## AVAILABLE DATA
════════════════════

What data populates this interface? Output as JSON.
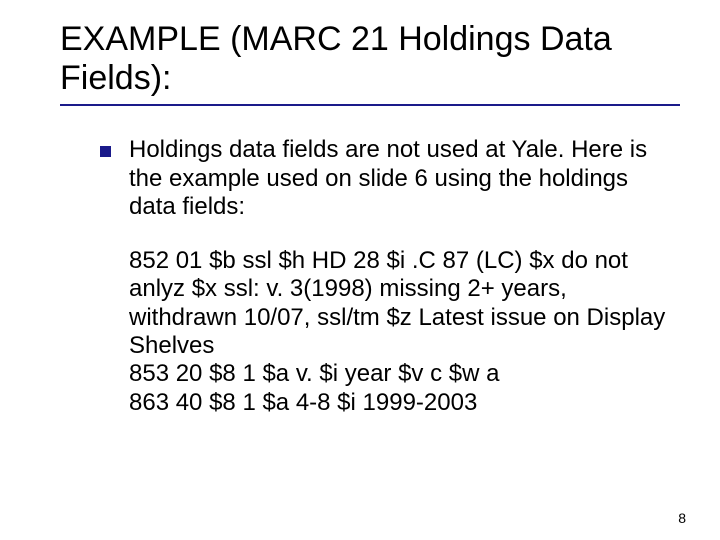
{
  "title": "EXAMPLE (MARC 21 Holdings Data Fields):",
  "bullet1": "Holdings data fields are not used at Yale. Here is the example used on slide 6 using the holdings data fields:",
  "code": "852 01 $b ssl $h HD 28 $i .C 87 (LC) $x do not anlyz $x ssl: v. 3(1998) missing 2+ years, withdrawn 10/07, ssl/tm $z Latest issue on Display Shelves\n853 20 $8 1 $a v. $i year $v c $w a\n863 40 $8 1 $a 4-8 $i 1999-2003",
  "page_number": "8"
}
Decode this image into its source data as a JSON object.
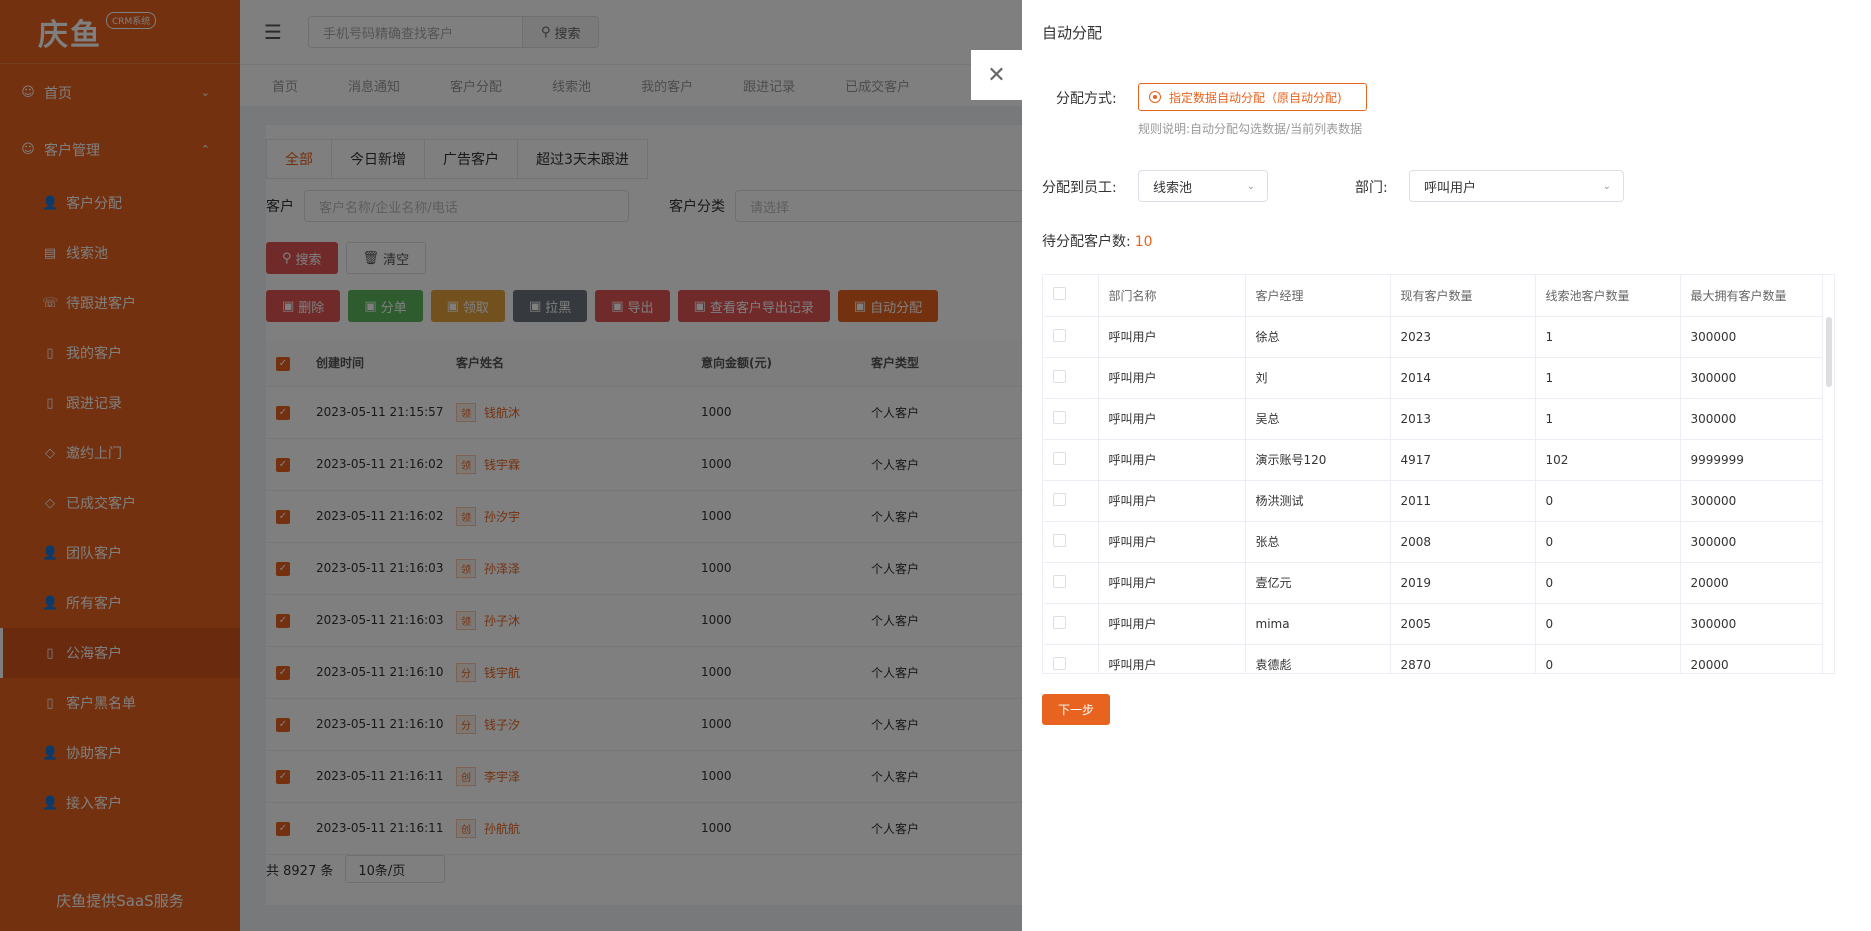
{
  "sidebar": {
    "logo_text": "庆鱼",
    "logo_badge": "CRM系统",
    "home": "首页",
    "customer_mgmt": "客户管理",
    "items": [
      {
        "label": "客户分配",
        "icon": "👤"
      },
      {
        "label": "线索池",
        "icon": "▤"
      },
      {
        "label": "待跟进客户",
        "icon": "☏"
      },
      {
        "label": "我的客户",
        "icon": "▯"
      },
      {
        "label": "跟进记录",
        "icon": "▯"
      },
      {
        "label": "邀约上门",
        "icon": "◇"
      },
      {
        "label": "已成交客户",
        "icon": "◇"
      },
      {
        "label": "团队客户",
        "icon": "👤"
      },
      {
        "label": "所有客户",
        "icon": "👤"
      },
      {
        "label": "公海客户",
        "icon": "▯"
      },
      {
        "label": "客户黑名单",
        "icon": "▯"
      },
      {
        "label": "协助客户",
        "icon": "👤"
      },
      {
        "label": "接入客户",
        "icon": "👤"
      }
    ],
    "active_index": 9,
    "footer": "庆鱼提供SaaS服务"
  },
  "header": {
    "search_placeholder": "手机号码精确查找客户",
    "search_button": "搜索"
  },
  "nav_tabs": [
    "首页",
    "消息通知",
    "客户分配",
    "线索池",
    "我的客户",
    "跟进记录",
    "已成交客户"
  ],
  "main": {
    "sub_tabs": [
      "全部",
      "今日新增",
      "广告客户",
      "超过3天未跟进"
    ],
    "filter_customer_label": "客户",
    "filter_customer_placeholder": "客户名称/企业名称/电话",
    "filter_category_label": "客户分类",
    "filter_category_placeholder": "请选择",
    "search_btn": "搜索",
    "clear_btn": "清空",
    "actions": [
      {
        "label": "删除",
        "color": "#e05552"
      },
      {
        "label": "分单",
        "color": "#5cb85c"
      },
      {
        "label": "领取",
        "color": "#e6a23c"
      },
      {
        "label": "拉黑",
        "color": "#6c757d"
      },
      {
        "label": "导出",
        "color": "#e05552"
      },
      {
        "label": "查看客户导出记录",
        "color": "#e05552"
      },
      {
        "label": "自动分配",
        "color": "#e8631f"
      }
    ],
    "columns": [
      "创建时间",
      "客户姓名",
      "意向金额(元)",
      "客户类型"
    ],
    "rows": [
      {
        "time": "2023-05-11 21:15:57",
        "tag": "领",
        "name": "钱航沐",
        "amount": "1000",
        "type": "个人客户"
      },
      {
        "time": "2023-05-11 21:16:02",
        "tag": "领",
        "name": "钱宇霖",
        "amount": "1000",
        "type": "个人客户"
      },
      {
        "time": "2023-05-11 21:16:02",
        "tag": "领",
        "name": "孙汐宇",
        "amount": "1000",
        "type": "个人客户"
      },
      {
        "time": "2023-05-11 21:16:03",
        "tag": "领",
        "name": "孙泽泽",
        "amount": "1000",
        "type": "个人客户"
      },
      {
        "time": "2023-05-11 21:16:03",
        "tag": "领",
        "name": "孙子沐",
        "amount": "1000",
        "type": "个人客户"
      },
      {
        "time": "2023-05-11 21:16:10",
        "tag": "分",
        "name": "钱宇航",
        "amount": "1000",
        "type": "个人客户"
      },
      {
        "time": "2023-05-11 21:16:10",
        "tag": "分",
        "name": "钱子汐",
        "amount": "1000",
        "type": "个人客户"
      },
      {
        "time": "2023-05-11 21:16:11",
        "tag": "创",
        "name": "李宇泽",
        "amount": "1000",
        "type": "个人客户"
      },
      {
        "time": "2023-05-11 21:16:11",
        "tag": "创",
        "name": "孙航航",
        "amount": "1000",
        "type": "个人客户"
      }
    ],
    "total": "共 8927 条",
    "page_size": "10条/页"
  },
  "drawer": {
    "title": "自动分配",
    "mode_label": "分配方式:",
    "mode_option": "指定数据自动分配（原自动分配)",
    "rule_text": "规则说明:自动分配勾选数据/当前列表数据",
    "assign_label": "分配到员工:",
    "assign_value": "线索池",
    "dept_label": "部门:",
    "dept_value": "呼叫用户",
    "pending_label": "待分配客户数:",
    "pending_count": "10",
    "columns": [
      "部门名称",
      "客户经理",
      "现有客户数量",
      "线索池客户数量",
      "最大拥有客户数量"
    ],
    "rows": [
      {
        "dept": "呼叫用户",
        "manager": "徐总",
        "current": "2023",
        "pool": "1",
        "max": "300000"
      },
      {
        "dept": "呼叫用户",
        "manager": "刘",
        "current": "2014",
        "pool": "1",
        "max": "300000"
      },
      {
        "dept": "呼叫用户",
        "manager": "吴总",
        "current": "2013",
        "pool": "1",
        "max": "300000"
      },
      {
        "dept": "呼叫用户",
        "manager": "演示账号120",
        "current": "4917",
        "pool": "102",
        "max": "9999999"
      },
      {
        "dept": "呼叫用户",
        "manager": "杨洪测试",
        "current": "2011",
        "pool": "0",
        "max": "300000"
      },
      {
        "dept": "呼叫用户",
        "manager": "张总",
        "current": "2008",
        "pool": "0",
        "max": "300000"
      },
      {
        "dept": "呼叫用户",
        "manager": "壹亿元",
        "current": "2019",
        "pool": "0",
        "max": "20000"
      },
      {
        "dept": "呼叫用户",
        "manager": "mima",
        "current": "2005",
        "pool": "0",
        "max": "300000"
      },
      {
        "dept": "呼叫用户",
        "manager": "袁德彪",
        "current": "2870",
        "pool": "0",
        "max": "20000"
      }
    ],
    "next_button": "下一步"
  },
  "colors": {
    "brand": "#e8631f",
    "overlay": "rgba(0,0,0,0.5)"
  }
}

════════════════════

## JOB
Copy out all the data exactly; skip the pictures.

## FINAL ANSWER
What data populates this interface? Output as JSON.
{
  "title": "EXAMPLE (MARC 21 Holdings Data Fields):",
  "bullet1": "Holdings data fields are not used at Yale. Here is the example used on slide 6 using the holdings data fields:",
  "code": "852 01 $b ssl $h HD 28 $i .C 87 (LC) $x do not anlyz $x ssl: v. 3(1998) missing 2+ years, withdrawn 10/07, ssl/tm $z Latest issue on Display Shelves\n853 20 $8 1 $a v. $i year $v c $w a\n863 40 $8 1 $a 4-8 $i 1999-2003",
  "page_number": "8"
}
Decode this image into its source data as a JSON object.
{
  "sidebar": {
    "logo_text": "庆鱼",
    "logo_badge": "CRM系统",
    "home": "首页",
    "customer_mgmt": "客户管理",
    "items": [
      {
        "label": "客户分配",
        "icon": "👤"
      },
      {
        "label": "线索池",
        "icon": "▤"
      },
      {
        "label": "待跟进客户",
        "icon": "☏"
      },
      {
        "label": "我的客户",
        "icon": "▯"
      },
      {
        "label": "跟进记录",
        "icon": "▯"
      },
      {
        "label": "邀约上门",
        "icon": "◇"
      },
      {
        "label": "已成交客户",
        "icon": "◇"
      },
      {
        "label": "团队客户",
        "icon": "👤"
      },
      {
        "label": "所有客户",
        "icon": "👤"
      },
      {
        "label": "公海客户",
        "icon": "▯"
      },
      {
        "label": "客户黑名单",
        "icon": "▯"
      },
      {
        "label": "协助客户",
        "icon": "👤"
      },
      {
        "label": "接入客户",
        "icon": "👤"
      }
    ],
    "active_index": 9,
    "footer": "庆鱼提供SaaS服务"
  },
  "header": {
    "search_placeholder": "手机号码精确查找客户",
    "search_button": "搜索"
  },
  "nav_tabs": [
    "首页",
    "消息通知",
    "客户分配",
    "线索池",
    "我的客户",
    "跟进记录",
    "已成交客户"
  ],
  "main": {
    "sub_tabs": [
      "全部",
      "今日新增",
      "广告客户",
      "超过3天未跟进"
    ],
    "filter_customer_label": "客户",
    "filter_customer_placeholder": "客户名称/企业名称/电话",
    "filter_category_label": "客户分类",
    "filter_category_placeholder": "请选择",
    "search_btn": "搜索",
    "clear_btn": "清空",
    "actions": [
      {
        "label": "删除",
        "color": "#e05552"
      },
      {
        "label": "分单",
        "color": "#5cb85c"
      },
      {
        "label": "领取",
        "color": "#e6a23c"
      },
      {
        "label": "拉黑",
        "color": "#6c757d"
      },
      {
        "label": "导出",
        "color": "#e05552"
      },
      {
        "label": "查看客户导出记录",
        "color": "#e05552"
      },
      {
        "label": "自动分配",
        "color": "#e8631f"
      }
    ],
    "columns": [
      "创建时间",
      "客户姓名",
      "意向金额(元)",
      "客户类型"
    ],
    "rows": [
      {
        "time": "2023-05-11 21:15:57",
        "tag": "领",
        "name": "钱航沐",
        "amount": "1000",
        "type": "个人客户"
      },
      {
        "time": "2023-05-11 21:16:02",
        "tag": "领",
        "name": "钱宇霖",
        "amount": "1000",
        "type": "个人客户"
      },
      {
        "time": "2023-05-11 21:16:02",
        "tag": "领",
        "name": "孙汐宇",
        "amount": "1000",
        "type": "个人客户"
      },
      {
        "time": "2023-05-11 21:16:03",
        "tag": "领",
        "name": "孙泽泽",
        "amount": "1000",
        "type": "个人客户"
      },
      {
        "time": "2023-05-11 21:16:03",
        "tag": "领",
        "name": "孙子沐",
        "amount": "1000",
        "type": "个人客户"
      },
      {
        "time": "2023-05-11 21:16:10",
        "tag": "分",
        "name": "钱宇航",
        "amount": "1000",
        "type": "个人客户"
      },
      {
        "time": "2023-05-11 21:16:10",
        "tag": "分",
        "name": "钱子汐",
        "amount": "1000",
        "type": "个人客户"
      },
      {
        "time": "2023-05-11 21:16:11",
        "tag": "创",
        "name": "李宇泽",
        "amount": "1000",
        "type": "个人客户"
      },
      {
        "time": "2023-05-11 21:16:11",
        "tag": "创",
        "name": "孙航航",
        "amount": "1000",
        "type": "个人客户"
      }
    ],
    "total": "共 8927 条",
    "page_size": "10条/页"
  },
  "drawer": {
    "title": "自动分配",
    "mode_label": "分配方式:",
    "mode_option": "指定数据自动分配（原自动分配)",
    "rule_text": "规则说明:自动分配勾选数据/当前列表数据",
    "assign_label": "分配到员工:",
    "assign_value": "线索池",
    "dept_label": "部门:",
    "dept_value": "呼叫用户",
    "pending_label": "待分配客户数:",
    "pending_count": "10",
    "columns": [
      "部门名称",
      "客户经理",
      "现有客户数量",
      "线索池客户数量",
      "最大拥有客户数量"
    ],
    "rows": [
      {
        "dept": "呼叫用户",
        "manager": "徐总",
        "current": "2023",
        "pool": "1",
        "max": "300000"
      },
      {
        "dept": "呼叫用户",
        "manager": "刘",
        "current": "2014",
        "pool": "1",
        "max": "300000"
      },
      {
        "dept": "呼叫用户",
        "manager": "吴总",
        "current": "2013",
        "pool": "1",
        "max": "300000"
      },
      {
        "dept": "呼叫用户",
        "manager": "演示账号120",
        "current": "4917",
        "pool": "102",
        "max": "9999999"
      },
      {
        "dept": "呼叫用户",
        "manager": "杨洪测试",
        "current": "2011",
        "pool": "0",
        "max": "300000"
      },
      {
        "dept": "呼叫用户",
        "manager": "张总",
        "current": "2008",
        "pool": "0",
        "max": "300000"
      },
      {
        "dept": "呼叫用户",
        "manager": "壹亿元",
        "current": "2019",
        "pool": "0",
        "max": "20000"
      },
      {
        "dept": "呼叫用户",
        "manager": "mima",
        "current": "2005",
        "pool": "0",
        "max": "300000"
      },
      {
        "dept": "呼叫用户",
        "manager": "袁德彪",
        "current": "2870",
        "pool": "0",
        "max": "20000"
      }
    ],
    "next_button": "下一步"
  },
  "colors": {
    "brand": "#e8631f",
    "overlay": "rgba(0,0,0,0.5)"
  }
}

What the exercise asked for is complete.